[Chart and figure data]
────────────────

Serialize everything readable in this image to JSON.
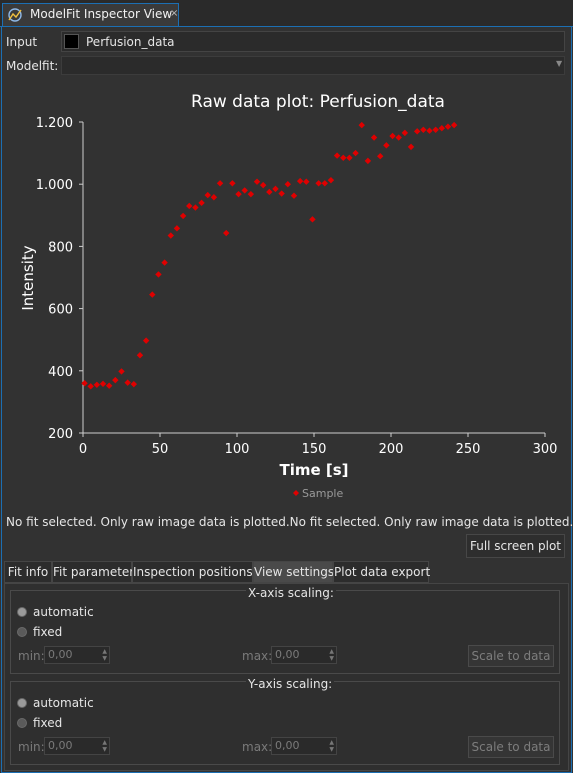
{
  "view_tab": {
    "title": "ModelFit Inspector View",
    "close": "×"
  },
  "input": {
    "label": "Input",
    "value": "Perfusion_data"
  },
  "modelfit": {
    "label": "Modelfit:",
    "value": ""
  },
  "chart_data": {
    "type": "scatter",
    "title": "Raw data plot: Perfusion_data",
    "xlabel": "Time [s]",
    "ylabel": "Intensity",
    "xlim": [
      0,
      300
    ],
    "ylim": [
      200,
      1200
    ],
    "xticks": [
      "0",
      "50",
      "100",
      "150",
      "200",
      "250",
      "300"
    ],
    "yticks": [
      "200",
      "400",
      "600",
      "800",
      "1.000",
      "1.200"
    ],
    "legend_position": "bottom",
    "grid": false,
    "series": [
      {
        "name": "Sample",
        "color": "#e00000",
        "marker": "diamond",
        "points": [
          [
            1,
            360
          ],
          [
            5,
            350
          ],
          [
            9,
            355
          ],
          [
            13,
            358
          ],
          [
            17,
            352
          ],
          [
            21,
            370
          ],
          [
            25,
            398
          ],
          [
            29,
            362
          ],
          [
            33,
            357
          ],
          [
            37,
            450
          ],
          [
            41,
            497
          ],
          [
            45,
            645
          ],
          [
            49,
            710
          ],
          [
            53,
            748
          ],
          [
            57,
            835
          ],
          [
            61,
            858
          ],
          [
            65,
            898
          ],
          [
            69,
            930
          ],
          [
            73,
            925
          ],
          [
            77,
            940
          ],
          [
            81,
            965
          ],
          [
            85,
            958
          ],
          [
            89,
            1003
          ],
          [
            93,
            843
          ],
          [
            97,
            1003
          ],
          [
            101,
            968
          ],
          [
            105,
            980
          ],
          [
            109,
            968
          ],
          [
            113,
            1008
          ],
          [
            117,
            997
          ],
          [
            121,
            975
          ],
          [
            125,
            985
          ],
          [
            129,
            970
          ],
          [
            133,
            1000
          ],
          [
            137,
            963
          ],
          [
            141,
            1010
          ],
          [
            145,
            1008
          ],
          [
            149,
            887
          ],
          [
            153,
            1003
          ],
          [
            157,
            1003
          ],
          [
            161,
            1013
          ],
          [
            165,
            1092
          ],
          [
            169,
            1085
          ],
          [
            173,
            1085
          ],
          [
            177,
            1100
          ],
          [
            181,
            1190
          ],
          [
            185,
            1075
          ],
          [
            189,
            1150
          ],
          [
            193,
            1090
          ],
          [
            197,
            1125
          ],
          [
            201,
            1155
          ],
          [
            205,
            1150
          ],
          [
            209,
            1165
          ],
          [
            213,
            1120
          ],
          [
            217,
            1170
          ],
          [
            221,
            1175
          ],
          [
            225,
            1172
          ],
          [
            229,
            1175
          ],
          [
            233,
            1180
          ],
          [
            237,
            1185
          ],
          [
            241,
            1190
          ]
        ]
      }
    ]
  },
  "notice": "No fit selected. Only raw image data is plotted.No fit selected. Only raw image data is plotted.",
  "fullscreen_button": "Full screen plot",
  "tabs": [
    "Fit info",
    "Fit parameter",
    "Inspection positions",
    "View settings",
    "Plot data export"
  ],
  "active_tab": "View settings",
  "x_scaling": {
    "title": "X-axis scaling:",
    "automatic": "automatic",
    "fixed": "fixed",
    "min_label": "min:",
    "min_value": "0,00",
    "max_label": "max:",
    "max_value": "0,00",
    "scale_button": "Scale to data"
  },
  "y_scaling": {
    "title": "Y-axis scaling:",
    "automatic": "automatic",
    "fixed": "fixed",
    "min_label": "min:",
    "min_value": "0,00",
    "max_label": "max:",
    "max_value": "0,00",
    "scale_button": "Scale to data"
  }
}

────────────────

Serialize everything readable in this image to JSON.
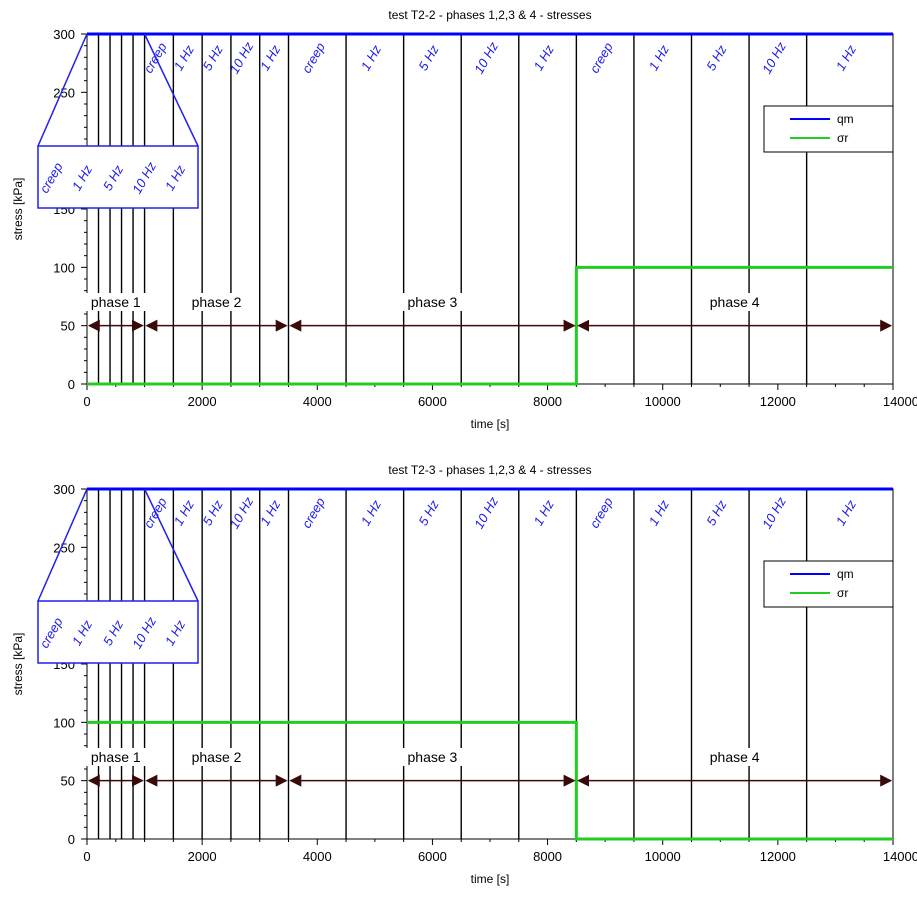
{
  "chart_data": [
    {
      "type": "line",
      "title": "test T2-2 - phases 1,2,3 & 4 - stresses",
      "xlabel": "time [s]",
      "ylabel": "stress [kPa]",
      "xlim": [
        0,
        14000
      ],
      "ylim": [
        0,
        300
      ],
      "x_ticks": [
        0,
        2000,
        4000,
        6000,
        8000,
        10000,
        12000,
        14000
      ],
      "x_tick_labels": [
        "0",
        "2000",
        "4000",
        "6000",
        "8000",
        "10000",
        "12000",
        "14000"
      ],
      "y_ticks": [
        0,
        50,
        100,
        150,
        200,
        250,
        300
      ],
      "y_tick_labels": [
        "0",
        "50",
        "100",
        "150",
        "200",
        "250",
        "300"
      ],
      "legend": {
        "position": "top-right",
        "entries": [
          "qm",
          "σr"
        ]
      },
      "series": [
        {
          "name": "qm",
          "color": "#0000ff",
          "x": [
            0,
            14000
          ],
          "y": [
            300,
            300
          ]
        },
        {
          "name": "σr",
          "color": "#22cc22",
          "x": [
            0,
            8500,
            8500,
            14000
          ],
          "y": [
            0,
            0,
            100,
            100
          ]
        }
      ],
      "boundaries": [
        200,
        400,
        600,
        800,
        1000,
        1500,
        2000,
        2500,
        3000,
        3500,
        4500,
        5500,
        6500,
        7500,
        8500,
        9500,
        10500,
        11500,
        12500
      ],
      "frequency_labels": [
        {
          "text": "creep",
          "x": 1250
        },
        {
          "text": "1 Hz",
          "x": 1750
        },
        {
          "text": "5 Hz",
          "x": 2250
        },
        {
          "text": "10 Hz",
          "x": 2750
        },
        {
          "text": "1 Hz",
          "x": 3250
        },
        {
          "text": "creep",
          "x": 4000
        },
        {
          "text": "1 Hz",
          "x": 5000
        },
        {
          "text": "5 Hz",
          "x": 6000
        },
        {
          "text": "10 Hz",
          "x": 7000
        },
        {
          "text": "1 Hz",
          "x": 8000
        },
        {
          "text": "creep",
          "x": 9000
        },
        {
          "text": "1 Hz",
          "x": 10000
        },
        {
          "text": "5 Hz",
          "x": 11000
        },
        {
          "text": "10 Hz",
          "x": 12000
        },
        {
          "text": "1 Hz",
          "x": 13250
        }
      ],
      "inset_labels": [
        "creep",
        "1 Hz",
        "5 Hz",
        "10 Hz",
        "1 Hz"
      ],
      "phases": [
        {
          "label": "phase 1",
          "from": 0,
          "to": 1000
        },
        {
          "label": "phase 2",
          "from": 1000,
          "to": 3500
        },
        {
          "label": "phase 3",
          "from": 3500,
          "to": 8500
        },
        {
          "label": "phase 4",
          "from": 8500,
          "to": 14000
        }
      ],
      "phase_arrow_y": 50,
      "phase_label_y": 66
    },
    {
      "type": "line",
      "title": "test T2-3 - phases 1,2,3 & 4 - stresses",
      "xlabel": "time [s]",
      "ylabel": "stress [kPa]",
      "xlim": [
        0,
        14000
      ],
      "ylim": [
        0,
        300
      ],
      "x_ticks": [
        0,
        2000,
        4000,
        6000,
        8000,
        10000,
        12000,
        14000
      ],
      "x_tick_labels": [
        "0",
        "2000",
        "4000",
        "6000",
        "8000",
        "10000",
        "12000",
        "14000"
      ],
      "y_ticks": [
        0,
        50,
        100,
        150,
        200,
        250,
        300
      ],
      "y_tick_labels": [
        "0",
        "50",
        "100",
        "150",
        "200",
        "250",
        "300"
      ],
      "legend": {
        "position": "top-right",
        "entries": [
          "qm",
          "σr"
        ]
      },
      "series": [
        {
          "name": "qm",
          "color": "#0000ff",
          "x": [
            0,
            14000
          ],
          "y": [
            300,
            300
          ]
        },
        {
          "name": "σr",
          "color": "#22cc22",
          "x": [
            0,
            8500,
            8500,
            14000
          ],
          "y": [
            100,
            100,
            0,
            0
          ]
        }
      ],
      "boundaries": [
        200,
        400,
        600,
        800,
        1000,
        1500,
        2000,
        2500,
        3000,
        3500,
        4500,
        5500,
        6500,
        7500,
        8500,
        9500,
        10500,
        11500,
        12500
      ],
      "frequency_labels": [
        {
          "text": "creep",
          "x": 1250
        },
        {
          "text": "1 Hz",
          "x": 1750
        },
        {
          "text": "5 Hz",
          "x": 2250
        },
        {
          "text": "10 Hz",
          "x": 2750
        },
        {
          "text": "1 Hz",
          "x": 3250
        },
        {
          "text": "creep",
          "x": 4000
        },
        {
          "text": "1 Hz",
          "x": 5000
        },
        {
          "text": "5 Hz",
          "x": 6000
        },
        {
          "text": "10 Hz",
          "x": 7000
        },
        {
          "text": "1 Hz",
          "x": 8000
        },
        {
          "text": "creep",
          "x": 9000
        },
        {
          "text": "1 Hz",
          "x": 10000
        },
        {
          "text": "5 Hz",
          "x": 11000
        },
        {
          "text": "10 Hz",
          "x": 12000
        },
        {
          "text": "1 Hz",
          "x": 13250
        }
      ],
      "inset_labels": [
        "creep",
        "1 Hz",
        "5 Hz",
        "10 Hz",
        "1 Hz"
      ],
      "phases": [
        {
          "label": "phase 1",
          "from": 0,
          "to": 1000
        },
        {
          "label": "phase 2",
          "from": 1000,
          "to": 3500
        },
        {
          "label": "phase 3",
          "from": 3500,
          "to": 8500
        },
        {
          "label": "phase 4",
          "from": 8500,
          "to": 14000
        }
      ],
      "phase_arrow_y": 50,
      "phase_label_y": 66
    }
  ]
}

────────────────

■ Work to be completed
Gather every line from the listing above in which the word "test" appears.

■ Solved exercise
      "title": "test T2-2 - phases 1,2,3 & 4 - stresses",
      "title": "test T2-3 - phases 1,2,3 & 4 - stresses",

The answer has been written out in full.